• _Tekst do przeczytania_:
####

Afera KNF ujawniła kolejny błąd Dudy. Tryb wyboru Sokala był... niekonstytucyjny

Piotr Burakowski
Zdzisław Sokal został przez prezydenta Andrzeja Dudę powołany do Komisji Nadzoru Finansowego bez zgody premiera, która jest wymagana zgodnie z Konstytucji RP – podaje "Rzeczpospolita".
Andrzej Duda wbrew konstytucyjnemu prawu wybrał do KNF Zdzisława Sokala. Fot. Jakub Orzechowski / Agencja Gazeta
Zdzisław Sokal został zaprzysiężony przez Andrzeja Dudę we wrześniu 2015 roku. Zastąpił wówczas zasiadającego w składzie Komisji Jerzego Pruskiego, czyli ówczesnego przewodniczącego Bankowego Funduszu Gwarancyjnego.

Sokal dołączył do KNF w drodze aktu powołania wydanego przez prezydenta jako jego przedstawiciel. Problem w tym, że zabrakło na to zgody szefowej rządu, którą wówczas była jeszcze Ewy Kopacz.

####

• _Zadania do wykonania_:
a) Przepisz wiernie fragment artykułu o powołaniu Sokala do KNF. Zacznij od miejsca ze słowami „Afera KNF ujawniła”, a skończ po słowach „jeszcze Ewy Kopacz.”.
b) Kontynuuj artykuł o powołaniu Sokala do KNF, zaczynając tuż po jego ostatnim zdaniu.
Listing nie ma żadnego związku z artykułem o powołaniu Sokala do KNF.

• _Fragmenty listingu_:
####

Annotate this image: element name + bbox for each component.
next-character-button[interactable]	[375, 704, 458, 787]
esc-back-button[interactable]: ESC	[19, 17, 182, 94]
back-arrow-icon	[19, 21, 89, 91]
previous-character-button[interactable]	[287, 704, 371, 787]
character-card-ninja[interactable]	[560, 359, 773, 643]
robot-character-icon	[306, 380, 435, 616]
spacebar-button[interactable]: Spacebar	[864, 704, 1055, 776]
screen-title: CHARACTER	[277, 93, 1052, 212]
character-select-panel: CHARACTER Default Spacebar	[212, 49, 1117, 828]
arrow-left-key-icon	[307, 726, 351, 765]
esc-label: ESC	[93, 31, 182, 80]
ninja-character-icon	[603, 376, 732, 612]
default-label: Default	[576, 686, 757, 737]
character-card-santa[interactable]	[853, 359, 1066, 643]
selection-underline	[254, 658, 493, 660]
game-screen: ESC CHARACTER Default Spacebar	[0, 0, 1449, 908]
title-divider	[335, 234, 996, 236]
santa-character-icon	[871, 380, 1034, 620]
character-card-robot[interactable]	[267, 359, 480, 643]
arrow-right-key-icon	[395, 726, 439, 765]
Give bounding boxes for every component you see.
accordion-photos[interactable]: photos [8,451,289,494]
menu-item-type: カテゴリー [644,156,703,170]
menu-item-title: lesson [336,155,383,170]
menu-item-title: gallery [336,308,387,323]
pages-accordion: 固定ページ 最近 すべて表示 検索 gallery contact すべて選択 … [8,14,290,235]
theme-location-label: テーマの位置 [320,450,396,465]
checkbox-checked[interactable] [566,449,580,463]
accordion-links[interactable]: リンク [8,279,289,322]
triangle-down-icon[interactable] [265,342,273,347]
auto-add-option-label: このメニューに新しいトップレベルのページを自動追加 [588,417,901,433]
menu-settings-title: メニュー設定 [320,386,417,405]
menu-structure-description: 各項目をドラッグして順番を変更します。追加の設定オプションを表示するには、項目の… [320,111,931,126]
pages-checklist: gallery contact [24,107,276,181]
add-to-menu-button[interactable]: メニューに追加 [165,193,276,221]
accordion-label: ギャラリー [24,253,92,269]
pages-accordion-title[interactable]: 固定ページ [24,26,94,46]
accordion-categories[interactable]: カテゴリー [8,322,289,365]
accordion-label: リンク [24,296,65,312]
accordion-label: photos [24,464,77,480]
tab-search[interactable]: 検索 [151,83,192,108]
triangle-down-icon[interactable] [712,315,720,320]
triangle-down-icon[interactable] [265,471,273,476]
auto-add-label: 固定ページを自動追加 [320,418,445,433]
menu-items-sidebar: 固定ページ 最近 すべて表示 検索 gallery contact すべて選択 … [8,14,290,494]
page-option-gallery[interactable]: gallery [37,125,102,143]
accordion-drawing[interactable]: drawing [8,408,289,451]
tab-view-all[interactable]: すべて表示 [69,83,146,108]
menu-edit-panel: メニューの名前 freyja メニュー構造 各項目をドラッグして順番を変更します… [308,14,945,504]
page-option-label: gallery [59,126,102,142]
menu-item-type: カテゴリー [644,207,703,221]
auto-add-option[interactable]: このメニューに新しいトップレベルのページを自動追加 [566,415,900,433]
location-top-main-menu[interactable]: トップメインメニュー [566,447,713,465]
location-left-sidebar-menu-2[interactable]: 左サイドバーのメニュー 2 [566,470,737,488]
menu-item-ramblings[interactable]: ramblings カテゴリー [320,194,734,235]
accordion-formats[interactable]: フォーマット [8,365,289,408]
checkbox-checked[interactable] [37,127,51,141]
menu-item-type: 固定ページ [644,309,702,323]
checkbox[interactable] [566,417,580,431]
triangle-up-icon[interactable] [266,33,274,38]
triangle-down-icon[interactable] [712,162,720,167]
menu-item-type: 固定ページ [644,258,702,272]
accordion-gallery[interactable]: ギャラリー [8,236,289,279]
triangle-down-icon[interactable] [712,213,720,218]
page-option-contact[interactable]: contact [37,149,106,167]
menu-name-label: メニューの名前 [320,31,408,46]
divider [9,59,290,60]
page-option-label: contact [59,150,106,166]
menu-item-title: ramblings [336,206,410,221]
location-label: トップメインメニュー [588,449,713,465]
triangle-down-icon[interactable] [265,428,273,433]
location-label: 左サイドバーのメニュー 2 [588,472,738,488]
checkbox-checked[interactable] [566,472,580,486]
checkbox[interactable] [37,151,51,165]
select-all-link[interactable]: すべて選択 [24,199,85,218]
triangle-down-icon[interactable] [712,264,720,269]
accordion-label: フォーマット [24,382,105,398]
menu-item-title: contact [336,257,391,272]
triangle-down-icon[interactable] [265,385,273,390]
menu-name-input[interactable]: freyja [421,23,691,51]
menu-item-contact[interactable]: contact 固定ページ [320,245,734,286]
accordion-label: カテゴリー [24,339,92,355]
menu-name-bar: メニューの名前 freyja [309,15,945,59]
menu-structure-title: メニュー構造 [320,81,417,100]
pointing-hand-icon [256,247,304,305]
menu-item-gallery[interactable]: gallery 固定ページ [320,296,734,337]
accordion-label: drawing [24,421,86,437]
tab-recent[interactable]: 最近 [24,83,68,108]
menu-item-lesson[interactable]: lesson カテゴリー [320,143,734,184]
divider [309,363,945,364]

####

• _Wyniki zadań_:
a)
Afera KNF ujawniła kolejny błąd Dudy. Tryb wyboru Sokala był... niekonstytucyjny

Piotr Burakowski
Zdzisław Sokal został przez prezydenta Andrzeja Dudę powołany do Komisji Nadzoru Finansowego bez zgody premiera, która jest wymagana zgodnie z Konstytucji RP – podaje "Rzeczpospolita".
Andrzej Duda wbrew konstytucyjnemu prawu wybrał do KNF Zdzisława Sokala. Fot. Jakub Orzechowski / Agencja Gazeta
Zdzisław Sokal został zaprzysiężony przez Andrzeja Dudę we wrześniu 2015 roku. Zastąpił wówczas zasiadającego w składzie Komisji Jerzego Pruskiego, czyli ówczesnego przewodniczącego Bankowego Funduszu Gwarancyjnego.

Sokal dołączył do KNF w drodze aktu powołania wydanego przez prezydenta jako jego przedstawiciel. Problem w tym, że zabrakło na to zgody szefowej rządu, którą wówczas była jeszcze Ewy Kopacz.

b)
Na łamach "Rzeczpospolitej" czytamy, że według prawników ,akt powołania Sokala można uznać za nieważny. Wszystko dlatego, że zgoda premiera jest wymagana przez Konstytucję RP. Mówi o tym ar. 144 ust. 2. Brzmi on następująco: "Akty urzędowe Prezydenta Rzeczypospolitej wymagają dla swojej ważności podpisu Prezesa Rady Ministrów, który przez podpisanie aktu ponosi odpowiedzialność przed Sejmem".


Roman Giertych przekonywał, że Zdzisław Sokal lobbował w KNF na rzecz doprowadzenia do upadłości Getin Noble Banku, tak by móc przejąć bank Leszka Czarneckiego "za złotówkę".

Przypomnijmy, że Marek Chrzanowski podał się do dymisji i nie jest już szefem KNF. "Gazeta Wyborcza" informowała, że Chrzanowski zaoferował przychylność dla Getin Noble Banku w zamian za około 40 mln zł. Taką sumę miał otrzymać prawnik Grzegorz Kowalczyk, który jest znajomym Chrzanowskiego. Centralne Biuro Antykorupcyjne przeszukało już mieszkanie Chrzanowskiego.

źródło: "Rzeczpospolita"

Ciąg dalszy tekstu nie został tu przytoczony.